+++ ENTRIES PROVIDED +++

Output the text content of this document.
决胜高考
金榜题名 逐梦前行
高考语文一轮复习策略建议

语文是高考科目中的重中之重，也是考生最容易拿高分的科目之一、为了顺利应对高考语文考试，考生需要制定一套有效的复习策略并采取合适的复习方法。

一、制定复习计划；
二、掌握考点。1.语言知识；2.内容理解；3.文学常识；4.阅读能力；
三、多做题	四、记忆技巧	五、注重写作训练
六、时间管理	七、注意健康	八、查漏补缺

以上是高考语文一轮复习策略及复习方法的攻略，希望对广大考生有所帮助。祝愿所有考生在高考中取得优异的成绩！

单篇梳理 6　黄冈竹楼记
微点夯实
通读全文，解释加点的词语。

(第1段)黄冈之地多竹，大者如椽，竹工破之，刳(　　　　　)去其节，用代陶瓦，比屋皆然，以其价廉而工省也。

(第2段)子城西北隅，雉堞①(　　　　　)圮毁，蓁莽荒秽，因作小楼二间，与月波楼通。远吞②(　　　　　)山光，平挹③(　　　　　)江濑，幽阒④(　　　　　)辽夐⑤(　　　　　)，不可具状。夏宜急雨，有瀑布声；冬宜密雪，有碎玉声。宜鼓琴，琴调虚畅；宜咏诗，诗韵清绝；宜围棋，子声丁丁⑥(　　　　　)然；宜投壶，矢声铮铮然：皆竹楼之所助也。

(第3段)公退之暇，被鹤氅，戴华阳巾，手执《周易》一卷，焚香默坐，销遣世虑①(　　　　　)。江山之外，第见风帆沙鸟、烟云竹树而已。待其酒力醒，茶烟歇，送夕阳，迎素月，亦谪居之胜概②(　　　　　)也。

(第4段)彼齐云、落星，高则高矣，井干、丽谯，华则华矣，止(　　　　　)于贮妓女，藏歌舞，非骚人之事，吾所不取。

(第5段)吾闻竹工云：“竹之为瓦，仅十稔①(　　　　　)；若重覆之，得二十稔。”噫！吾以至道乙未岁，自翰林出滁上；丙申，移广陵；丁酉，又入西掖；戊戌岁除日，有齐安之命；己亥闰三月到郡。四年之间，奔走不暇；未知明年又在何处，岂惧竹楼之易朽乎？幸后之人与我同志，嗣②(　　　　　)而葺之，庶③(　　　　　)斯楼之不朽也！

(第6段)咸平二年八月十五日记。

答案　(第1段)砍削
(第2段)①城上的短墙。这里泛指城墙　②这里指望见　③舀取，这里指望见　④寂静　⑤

+++

OBJECTIVE:
Copy all the lines, exactly.

CORRECT RESULT:
Output the text content of this document.
决胜高考
金榜题名 逐梦前行
高考语文一轮复习策略建议

语文是高考科目中的重中之重，也是考生最容易拿高分的科目之一、为了顺利应对高考语文考试，考生需要制定一套有效的复习策略并采取合适的复习方法。

一、制定复习计划；
二、掌握考点。1.语言知识；2.内容理解；3.文学常识；4.阅读能力；
三、多做题	四、记忆技巧	五、注重写作训练
六、时间管理	七、注意健康	八、查漏补缺

以上是高考语文一轮复习策略及复习方法的攻略，希望对广大考生有所帮助。祝愿所有考生在高考中取得优异的成绩！

单篇梳理 6　黄冈竹楼记
微点夯实
通读全文，解释加点的词语。

(第1段)黄冈之地多竹，大者如椽，竹工破之，刳(　　　　　)去其节，用代陶瓦，比屋皆然，以其价廉而工省也。

(第2段)子城西北隅，雉堞①(　　　　　)圮毁，蓁莽荒秽，因作小楼二间，与月波楼通。远吞②(　　　　　)山光，平挹③(　　　　　)江濑，幽阒④(　　　　　)辽夐⑤(　　　　　)，不可具状。夏宜急雨，有瀑布声；冬宜密雪，有碎玉声。宜鼓琴，琴调虚畅；宜咏诗，诗韵清绝；宜围棋，子声丁丁⑥(　　　　　)然；宜投壶，矢声铮铮然：皆竹楼之所助也。

(第3段)公退之暇，被鹤氅，戴华阳巾，手执《周易》一卷，焚香默坐，销遣世虑①(　　　　　)。江山之外，第见风帆沙鸟、烟云竹树而已。待其酒力醒，茶烟歇，送夕阳，迎素月，亦谪居之胜概②(　　　　　)也。

(第4段)彼齐云、落星，高则高矣，井干、丽谯，华则华矣，止(　　　　　)于贮妓女，藏歌舞，非骚人之事，吾所不取。

(第5段)吾闻竹工云：“竹之为瓦，仅十稔①(　　　　　)；若重覆之，得二十稔。”噫！吾以至道乙未岁，自翰林出滁上；丙申，移广陵；丁酉，又入西掖；戊戌岁除日，有齐安之命；己亥闰三月到郡。四年之间，奔走不暇；未知明年又在何处，岂惧竹楼之易朽乎？幸后之人与我同志，嗣②(　　　　　)而葺之，庶③(　　　　　)斯楼之不朽也！

(第6段)咸平二年八月十五日记。

答案　(第1段)砍削
(第2段)①城上的短墙。这里泛指城墙　②这里指望见　③舀取，这里指望见　④寂静　⑤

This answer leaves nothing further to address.